_EXTRACTED DATA_
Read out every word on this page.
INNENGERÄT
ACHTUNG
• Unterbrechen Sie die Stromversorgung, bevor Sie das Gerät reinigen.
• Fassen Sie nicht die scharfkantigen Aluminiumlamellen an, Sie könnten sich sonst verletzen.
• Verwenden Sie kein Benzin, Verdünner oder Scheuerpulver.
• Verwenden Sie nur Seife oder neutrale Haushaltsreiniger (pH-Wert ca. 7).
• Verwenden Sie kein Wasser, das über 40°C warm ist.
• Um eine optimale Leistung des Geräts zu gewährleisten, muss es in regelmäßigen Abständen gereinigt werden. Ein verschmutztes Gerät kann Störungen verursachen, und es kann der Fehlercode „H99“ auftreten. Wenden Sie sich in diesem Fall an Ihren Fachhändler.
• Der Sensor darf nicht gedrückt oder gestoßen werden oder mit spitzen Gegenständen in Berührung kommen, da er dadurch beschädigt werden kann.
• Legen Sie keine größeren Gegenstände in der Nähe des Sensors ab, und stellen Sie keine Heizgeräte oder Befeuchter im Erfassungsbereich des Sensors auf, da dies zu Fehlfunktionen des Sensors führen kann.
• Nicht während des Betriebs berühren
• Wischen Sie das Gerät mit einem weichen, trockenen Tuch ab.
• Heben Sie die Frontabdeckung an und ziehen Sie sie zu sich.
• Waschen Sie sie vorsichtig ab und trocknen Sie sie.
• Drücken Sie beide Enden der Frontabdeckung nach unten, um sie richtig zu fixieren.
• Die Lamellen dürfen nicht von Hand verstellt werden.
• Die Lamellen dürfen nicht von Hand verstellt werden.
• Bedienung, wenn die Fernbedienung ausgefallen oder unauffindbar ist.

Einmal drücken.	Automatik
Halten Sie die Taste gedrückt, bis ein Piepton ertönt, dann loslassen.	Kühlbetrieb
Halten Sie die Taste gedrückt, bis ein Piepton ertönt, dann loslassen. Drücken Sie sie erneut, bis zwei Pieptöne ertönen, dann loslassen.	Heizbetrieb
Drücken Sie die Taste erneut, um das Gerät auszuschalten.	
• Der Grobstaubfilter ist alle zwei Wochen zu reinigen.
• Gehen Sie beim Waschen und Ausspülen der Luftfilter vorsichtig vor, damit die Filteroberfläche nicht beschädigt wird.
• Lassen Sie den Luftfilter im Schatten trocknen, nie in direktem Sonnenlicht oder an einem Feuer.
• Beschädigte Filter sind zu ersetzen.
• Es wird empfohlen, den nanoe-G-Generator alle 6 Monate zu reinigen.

_YOUR GOAL_
Reproduce each record shown above without altering a single word.

_FINAL RESULT_
Read out every word on this page.
INNENGERÄT
ACHTUNG
• Unterbrechen Sie die Stromversorgung, bevor Sie das Gerät reinigen.
• Fassen Sie nicht die scharfkantigen Aluminiumlamellen an, Sie könnten sich sonst verletzen.
• Verwenden Sie kein Benzin, Verdünner oder Scheuerpulver.
• Verwenden Sie nur Seife oder neutrale Haushaltsreiniger (pH-Wert ca. 7).
• Verwenden Sie kein Wasser, das über 40°C warm ist.
• Um eine optimale Leistung des Geräts zu gewährleisten, muss es in regelmäßigen Abständen gereinigt werden. Ein verschmutztes Gerät kann Störungen verursachen, und es kann der Fehlercode „H99“ auftreten. Wenden Sie sich in diesem Fall an Ihren Fachhändler.
• Der Sensor darf nicht gedrückt oder gestoßen werden oder mit spitzen Gegenständen in Berührung kommen, da er dadurch beschädigt werden kann.
• Legen Sie keine größeren Gegenstände in der Nähe des Sensors ab, und stellen Sie keine Heizgeräte oder Befeuchter im Erfassungsbereich des Sensors auf, da dies zu Fehlfunktionen des Sensors führen kann.
• Nicht während des Betriebs berühren
• Wischen Sie das Gerät mit einem weichen, trockenen Tuch ab.
• Heben Sie die Frontabdeckung an und ziehen Sie sie zu sich.
• Waschen Sie sie vorsichtig ab und trocknen Sie sie.
• Drücken Sie beide Enden der Frontabdeckung nach unten, um sie richtig zu fixieren.
• Die Lamellen dürfen nicht von Hand verstellt werden.
• Die Lamellen dürfen nicht von Hand verstellt werden.
• Bedienung, wenn die Fernbedienung ausgefallen oder unauffindbar ist.

Einmal drücken.	Automatik
Halten Sie die Taste gedrückt, bis ein Piepton ertönt, dann loslassen.	Kühlbetrieb
Halten Sie die Taste gedrückt, bis ein Piepton ertönt, dann loslassen. Drücken Sie sie erneut, bis zwei Pieptöne ertönen, dann loslassen.	Heizbetrieb
Drücken Sie die Taste erneut, um das Gerät auszuschalten.	
• Der Grobstaubfilter ist alle zwei Wochen zu reinigen.
• Gehen Sie beim Waschen und Ausspülen der Luftfilter vorsichtig vor, damit die Filteroberfläche nicht beschädigt wird.
• Lassen Sie den Luftfilter im Schatten trocknen, nie in direktem Sonnenlicht oder an einem Feuer.
• Beschädigte Filter sind zu ersetzen.
• Es wird empfohlen, den nanoe-G-Generator alle 6 Monate zu reinigen.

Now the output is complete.